Task directions: Select and reproduce each line of the listing below that bears the string "xlabel".

==*==

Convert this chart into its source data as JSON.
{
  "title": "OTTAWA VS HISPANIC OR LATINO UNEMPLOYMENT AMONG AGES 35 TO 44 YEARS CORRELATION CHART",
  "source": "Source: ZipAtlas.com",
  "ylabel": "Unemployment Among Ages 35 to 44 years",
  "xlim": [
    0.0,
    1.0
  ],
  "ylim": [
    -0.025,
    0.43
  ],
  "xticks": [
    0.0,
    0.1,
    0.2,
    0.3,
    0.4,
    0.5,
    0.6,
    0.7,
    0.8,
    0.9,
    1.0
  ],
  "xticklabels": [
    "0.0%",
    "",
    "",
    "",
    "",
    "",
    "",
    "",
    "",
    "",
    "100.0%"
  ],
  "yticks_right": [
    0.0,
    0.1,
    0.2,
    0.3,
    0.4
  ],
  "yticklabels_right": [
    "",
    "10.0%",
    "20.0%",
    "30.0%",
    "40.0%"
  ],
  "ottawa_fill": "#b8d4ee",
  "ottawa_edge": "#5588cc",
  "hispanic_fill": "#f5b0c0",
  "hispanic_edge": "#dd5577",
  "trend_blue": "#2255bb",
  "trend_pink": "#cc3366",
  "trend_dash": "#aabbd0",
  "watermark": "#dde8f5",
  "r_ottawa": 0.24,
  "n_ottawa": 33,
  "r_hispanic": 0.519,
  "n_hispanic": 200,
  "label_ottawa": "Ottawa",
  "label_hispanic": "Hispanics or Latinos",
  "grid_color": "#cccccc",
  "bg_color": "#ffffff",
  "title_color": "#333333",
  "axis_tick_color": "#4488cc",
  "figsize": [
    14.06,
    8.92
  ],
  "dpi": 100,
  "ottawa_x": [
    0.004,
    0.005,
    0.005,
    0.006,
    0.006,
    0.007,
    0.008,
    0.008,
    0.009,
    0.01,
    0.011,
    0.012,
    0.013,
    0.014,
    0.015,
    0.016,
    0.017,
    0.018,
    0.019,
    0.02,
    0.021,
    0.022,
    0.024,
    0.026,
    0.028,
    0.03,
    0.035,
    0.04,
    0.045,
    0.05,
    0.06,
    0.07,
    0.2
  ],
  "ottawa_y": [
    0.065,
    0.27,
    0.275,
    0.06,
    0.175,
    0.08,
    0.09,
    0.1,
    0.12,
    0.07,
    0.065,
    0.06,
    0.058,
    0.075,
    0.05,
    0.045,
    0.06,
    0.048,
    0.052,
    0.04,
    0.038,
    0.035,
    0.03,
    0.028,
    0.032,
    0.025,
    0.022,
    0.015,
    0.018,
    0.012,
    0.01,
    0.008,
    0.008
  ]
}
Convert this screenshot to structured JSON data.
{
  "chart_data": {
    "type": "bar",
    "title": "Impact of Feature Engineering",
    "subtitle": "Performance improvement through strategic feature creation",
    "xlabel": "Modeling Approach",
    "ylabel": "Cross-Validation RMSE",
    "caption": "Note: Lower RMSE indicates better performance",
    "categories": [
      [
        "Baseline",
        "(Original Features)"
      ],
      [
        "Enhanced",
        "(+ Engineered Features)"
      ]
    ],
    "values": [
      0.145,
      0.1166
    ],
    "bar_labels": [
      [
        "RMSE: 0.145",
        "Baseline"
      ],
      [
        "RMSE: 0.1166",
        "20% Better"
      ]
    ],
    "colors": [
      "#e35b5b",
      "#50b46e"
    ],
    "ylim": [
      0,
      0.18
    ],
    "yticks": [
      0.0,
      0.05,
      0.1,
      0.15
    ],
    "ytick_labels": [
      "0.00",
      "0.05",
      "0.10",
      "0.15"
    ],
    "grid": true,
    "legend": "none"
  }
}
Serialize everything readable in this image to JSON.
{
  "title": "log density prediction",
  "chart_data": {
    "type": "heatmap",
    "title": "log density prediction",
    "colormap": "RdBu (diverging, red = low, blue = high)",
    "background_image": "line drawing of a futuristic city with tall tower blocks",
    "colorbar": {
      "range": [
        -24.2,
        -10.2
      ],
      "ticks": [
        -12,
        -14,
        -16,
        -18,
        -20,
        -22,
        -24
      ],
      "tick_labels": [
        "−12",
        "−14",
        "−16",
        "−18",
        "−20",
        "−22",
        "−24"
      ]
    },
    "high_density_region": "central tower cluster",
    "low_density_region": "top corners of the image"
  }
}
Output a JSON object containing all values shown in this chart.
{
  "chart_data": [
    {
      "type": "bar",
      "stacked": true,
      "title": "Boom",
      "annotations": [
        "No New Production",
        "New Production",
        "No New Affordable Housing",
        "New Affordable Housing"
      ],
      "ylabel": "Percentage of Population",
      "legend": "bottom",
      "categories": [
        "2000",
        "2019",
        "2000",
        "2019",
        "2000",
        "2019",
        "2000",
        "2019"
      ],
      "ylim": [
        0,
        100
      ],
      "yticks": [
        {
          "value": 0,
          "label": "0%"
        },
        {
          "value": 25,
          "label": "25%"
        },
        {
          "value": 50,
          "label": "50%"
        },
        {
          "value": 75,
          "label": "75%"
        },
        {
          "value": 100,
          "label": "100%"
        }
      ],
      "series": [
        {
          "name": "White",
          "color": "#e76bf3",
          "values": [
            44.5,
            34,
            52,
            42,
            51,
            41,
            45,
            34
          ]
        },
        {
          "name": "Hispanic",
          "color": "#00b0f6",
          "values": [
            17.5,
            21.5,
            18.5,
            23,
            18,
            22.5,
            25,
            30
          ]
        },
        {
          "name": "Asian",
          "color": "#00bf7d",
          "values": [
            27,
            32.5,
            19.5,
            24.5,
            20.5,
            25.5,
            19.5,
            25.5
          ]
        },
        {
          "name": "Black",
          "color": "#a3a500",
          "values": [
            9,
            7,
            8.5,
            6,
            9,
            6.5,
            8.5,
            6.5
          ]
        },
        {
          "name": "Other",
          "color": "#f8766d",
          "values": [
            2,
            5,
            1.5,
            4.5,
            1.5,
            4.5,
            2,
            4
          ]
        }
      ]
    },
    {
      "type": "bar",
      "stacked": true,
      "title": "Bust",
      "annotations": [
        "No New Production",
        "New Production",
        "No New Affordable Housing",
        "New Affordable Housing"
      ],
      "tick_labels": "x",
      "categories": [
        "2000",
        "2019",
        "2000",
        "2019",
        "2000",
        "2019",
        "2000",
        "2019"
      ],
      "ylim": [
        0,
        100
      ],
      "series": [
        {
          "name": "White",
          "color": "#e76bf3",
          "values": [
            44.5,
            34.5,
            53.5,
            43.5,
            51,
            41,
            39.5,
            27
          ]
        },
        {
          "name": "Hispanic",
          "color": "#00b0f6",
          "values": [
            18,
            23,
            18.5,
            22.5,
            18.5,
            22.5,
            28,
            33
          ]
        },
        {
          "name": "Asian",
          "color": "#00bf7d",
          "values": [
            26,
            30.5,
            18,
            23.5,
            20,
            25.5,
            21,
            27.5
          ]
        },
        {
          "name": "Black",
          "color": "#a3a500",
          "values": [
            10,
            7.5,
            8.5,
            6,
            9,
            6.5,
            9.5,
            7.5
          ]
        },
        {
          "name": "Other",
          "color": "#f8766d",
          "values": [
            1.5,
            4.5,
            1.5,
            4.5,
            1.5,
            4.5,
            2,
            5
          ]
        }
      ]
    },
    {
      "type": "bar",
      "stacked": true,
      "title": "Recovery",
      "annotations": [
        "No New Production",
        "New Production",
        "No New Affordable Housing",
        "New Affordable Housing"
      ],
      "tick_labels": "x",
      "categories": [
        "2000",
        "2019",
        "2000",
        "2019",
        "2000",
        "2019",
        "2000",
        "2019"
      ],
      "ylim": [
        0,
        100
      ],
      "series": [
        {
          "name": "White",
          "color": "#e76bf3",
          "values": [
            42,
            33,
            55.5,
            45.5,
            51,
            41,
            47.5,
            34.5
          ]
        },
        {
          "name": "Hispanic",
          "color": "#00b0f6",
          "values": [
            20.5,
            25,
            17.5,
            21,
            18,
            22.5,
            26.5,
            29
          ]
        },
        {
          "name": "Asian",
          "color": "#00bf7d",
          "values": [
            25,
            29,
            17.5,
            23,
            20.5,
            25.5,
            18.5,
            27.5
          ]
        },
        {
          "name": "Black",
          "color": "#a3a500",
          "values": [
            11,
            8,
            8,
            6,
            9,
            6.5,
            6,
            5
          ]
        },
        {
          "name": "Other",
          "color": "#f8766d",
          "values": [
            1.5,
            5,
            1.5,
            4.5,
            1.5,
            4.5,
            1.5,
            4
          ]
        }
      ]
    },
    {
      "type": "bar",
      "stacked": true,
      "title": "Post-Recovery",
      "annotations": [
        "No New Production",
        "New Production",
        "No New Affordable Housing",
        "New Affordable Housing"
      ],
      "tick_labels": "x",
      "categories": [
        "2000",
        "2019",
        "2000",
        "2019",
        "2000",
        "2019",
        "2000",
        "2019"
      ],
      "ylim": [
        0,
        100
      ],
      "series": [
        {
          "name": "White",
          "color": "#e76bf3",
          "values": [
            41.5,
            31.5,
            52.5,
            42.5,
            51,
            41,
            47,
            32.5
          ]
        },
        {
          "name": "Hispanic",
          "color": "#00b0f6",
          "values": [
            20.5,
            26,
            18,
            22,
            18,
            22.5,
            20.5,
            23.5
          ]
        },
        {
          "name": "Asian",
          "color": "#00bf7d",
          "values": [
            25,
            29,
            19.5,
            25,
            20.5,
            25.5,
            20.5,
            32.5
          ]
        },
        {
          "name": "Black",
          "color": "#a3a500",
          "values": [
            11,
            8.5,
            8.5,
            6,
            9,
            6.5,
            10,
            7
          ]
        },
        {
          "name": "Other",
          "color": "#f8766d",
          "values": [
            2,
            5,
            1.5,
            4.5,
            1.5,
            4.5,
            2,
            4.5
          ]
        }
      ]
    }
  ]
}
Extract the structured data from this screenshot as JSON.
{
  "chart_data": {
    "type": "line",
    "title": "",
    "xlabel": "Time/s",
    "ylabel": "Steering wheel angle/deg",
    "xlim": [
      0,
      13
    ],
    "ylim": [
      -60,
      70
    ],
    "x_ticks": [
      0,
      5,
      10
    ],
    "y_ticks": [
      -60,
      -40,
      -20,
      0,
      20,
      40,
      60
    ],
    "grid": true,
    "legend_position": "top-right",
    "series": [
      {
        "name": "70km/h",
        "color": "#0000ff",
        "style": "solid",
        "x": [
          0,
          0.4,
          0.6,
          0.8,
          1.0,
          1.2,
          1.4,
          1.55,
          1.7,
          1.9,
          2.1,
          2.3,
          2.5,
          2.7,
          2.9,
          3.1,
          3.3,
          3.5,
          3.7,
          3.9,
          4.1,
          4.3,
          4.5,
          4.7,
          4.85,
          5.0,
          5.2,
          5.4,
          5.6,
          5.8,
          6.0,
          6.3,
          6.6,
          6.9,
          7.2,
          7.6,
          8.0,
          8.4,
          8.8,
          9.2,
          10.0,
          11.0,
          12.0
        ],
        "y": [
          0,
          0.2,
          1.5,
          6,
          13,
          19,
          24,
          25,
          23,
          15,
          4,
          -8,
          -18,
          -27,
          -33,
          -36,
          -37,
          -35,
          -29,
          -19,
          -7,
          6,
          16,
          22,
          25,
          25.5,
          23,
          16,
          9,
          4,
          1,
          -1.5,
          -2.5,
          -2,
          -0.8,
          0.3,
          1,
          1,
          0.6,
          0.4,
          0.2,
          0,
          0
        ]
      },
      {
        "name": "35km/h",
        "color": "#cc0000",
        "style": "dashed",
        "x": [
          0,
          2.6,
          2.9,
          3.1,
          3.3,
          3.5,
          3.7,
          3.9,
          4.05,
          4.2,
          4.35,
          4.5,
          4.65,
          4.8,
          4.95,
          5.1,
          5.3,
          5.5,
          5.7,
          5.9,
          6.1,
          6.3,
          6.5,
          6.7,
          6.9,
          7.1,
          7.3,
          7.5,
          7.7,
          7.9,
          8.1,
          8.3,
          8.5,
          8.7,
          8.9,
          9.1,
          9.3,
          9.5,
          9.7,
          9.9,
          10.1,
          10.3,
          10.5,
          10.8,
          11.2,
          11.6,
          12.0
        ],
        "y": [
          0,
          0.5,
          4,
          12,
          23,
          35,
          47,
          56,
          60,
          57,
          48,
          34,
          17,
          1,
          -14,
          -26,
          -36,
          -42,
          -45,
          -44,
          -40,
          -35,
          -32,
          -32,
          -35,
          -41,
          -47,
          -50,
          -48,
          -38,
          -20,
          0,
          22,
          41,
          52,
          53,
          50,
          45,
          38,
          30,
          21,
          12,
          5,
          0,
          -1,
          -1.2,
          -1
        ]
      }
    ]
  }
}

==*==

Written answer:
    "xlabel": "Modeling Approach",
    "xlabel": "Time/s",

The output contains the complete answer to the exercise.